Check each line of the records for "Настройка"; collect those that have it.
========
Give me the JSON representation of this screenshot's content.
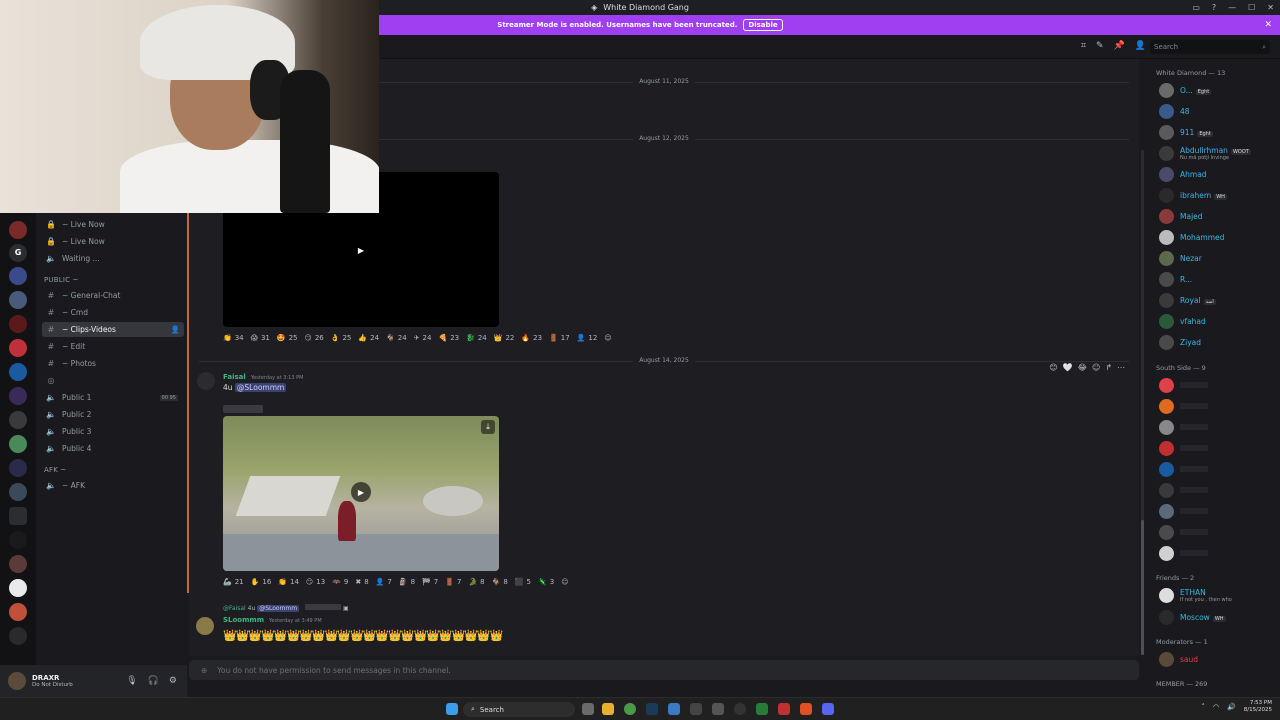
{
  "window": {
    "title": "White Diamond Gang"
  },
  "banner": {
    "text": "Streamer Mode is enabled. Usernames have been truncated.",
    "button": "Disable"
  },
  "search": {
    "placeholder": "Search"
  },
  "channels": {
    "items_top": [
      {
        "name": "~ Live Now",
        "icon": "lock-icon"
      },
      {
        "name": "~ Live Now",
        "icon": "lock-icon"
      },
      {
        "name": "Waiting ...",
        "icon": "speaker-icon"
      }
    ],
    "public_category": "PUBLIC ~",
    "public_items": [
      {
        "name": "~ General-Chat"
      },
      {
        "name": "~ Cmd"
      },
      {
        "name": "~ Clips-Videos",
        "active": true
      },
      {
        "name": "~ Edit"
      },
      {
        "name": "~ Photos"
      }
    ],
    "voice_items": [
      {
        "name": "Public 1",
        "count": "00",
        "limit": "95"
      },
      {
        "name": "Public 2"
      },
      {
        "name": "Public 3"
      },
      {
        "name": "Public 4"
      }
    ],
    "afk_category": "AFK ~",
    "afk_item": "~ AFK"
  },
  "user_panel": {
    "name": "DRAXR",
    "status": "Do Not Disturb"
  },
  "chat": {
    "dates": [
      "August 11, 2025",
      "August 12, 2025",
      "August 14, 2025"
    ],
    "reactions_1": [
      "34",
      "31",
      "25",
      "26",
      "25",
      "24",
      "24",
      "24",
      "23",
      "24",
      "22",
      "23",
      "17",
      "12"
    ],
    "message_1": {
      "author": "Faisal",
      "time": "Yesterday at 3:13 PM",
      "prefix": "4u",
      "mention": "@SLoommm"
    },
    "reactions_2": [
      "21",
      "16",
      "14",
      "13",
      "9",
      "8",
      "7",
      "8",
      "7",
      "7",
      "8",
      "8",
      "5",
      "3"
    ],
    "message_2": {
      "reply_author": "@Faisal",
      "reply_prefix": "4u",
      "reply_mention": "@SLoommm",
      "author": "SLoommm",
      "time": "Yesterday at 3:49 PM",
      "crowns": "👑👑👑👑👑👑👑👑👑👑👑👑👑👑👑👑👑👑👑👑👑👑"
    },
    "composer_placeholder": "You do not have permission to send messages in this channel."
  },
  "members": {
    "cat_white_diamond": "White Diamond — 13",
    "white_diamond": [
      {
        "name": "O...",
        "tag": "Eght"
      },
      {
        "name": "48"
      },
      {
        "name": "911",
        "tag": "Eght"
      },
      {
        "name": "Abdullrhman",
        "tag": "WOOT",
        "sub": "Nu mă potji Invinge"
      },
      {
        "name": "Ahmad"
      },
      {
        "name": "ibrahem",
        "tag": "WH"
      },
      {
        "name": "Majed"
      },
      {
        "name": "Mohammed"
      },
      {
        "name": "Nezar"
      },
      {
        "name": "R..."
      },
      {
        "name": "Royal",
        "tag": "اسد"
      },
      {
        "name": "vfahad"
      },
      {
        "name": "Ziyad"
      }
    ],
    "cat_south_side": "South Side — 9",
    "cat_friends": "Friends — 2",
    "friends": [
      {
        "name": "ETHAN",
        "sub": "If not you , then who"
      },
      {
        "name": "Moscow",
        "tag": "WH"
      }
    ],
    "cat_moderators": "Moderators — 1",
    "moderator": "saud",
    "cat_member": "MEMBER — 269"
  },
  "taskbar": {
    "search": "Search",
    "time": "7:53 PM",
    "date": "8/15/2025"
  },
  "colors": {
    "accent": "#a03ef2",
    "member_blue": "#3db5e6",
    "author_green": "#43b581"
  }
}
========
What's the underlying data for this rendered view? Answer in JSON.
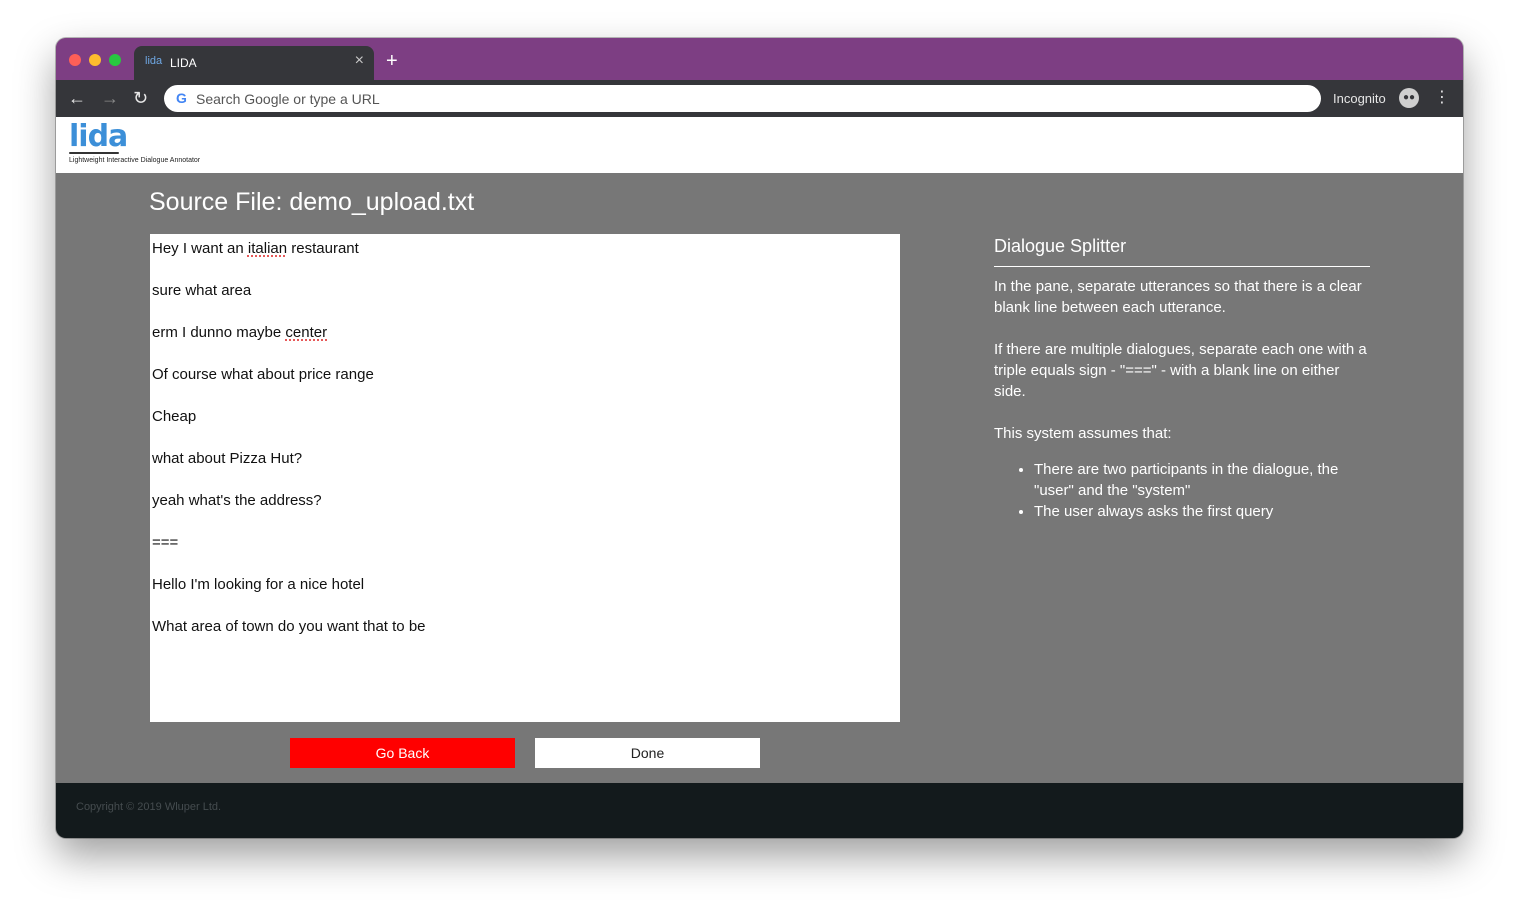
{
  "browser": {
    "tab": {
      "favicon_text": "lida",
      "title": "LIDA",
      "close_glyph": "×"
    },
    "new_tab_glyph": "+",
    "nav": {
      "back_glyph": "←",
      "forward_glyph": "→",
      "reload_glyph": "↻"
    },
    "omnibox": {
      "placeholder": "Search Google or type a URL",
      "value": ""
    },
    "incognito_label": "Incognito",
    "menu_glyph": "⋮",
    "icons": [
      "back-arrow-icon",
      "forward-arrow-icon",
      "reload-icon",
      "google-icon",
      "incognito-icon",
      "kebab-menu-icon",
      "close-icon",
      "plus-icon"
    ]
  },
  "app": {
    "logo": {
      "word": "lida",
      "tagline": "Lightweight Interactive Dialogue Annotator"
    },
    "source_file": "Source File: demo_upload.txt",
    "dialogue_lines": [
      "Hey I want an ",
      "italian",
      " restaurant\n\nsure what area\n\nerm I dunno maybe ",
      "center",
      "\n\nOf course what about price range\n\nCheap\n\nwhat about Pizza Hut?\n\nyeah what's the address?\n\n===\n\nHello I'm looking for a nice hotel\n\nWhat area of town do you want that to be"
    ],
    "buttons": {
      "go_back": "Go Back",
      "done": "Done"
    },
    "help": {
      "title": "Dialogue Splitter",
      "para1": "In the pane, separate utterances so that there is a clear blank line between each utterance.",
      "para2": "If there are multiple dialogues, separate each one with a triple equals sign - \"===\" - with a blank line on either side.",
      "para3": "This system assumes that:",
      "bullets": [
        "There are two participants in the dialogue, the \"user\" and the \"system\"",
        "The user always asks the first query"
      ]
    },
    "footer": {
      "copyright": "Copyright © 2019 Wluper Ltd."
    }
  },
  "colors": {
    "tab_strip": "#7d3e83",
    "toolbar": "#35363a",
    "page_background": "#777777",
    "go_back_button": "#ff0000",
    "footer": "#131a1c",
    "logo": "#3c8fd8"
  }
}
========
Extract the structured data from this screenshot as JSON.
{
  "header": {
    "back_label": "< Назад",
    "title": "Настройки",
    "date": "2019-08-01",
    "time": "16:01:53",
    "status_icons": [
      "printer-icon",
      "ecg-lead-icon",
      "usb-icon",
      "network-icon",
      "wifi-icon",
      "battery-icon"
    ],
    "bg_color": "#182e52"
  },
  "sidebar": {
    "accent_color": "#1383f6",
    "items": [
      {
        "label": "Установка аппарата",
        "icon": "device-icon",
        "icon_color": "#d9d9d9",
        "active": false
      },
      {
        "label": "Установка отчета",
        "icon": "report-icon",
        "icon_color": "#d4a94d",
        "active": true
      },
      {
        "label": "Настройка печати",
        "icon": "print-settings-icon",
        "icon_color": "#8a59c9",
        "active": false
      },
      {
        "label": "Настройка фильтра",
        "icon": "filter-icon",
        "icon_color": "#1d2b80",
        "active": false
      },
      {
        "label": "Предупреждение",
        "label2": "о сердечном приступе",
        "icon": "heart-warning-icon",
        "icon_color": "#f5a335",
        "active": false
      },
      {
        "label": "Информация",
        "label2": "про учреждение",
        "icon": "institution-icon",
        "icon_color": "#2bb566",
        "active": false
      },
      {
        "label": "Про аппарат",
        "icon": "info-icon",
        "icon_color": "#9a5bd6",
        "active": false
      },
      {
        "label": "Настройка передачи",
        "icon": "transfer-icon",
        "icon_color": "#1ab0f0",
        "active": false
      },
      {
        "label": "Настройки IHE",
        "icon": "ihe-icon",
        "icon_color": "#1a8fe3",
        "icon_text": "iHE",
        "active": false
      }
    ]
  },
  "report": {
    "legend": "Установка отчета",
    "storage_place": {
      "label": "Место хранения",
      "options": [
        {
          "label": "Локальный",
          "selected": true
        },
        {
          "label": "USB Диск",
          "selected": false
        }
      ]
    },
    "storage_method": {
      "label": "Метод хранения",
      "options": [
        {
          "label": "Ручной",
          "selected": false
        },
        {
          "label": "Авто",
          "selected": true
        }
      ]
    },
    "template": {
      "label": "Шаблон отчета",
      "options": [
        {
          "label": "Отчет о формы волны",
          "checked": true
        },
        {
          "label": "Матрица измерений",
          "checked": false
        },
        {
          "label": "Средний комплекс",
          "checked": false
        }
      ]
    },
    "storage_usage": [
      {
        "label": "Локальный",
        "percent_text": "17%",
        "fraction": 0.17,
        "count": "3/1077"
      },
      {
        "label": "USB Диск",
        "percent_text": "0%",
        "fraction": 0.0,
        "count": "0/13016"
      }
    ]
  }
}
========
Answer to the problem:
        "label": "Настройка печати",
        "label": "Настройка фильтра",
        "label": "Настройка передачи",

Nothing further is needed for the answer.